[Rows from a figure dataset]
⁂

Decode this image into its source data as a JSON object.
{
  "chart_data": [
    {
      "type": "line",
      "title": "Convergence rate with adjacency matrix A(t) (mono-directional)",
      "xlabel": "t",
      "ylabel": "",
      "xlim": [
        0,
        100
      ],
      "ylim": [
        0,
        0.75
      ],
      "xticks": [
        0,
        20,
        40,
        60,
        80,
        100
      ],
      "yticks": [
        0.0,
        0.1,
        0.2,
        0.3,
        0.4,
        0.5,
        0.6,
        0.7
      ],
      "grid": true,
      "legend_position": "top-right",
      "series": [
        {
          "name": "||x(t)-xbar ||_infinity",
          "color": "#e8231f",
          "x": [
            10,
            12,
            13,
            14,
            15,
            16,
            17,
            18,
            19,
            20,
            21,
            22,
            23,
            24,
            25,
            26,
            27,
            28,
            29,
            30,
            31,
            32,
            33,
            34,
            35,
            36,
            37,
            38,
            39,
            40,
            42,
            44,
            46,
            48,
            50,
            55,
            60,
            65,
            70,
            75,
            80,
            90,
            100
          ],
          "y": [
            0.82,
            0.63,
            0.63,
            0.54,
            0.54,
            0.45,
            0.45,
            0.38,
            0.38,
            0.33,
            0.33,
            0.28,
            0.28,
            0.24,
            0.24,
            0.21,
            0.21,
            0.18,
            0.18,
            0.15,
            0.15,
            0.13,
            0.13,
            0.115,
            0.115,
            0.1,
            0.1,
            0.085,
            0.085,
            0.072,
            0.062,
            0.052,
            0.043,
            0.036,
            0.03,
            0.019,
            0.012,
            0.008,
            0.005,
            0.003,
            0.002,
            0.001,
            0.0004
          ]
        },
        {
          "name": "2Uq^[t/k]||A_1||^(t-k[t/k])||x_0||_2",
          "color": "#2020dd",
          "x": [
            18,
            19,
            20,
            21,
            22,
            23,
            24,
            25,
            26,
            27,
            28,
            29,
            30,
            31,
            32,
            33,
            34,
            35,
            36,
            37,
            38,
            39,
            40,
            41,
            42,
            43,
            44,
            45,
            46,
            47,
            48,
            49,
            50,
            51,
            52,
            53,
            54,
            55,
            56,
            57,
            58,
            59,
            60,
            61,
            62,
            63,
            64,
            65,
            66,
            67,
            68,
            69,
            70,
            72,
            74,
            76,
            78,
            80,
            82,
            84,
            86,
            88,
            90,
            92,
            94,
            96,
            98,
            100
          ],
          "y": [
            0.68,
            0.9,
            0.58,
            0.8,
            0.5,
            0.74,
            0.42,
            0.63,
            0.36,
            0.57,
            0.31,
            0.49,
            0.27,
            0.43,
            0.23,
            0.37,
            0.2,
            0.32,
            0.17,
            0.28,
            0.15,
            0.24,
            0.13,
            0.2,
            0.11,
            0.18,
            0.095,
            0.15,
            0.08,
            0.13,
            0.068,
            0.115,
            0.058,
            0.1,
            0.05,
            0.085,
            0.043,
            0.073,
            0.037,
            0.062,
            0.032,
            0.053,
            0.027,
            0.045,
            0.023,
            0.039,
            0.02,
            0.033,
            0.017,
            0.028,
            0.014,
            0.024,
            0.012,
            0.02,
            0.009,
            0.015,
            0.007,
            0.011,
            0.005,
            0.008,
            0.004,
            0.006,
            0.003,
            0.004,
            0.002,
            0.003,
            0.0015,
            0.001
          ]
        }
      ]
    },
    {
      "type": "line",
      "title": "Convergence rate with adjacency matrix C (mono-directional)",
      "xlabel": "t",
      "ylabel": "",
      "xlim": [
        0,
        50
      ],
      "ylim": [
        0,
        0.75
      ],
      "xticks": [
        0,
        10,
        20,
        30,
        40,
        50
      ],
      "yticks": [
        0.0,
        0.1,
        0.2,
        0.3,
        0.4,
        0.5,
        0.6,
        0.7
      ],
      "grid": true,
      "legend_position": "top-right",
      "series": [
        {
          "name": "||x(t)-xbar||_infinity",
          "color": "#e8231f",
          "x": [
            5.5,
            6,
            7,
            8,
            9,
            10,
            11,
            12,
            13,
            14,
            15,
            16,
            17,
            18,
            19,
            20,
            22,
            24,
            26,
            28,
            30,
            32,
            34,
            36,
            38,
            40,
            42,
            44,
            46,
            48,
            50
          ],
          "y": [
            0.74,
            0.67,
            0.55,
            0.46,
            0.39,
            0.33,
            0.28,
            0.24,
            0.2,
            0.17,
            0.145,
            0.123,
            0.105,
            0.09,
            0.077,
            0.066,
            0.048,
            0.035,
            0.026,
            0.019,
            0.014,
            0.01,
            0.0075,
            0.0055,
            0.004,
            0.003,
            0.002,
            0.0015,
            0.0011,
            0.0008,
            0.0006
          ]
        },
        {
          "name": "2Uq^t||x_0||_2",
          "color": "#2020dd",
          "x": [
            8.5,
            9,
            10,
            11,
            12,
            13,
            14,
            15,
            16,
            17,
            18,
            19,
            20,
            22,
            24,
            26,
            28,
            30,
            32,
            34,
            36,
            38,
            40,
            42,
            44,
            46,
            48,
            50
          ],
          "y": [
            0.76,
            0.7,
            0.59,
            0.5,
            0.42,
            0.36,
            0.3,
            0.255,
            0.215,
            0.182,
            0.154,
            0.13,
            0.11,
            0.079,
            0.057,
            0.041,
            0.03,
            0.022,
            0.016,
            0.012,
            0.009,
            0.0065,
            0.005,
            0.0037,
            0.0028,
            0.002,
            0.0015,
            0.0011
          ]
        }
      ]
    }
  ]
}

⁂

### [Task to carry out]
From the entries above, extract each line containing "Convergence".

### [Answer for this exercise]
      "title": "Convergence rate with adjacency matrix A(t) (mono-directional)",
      "title": "Convergence rate with adjacency matrix C (mono-directional)",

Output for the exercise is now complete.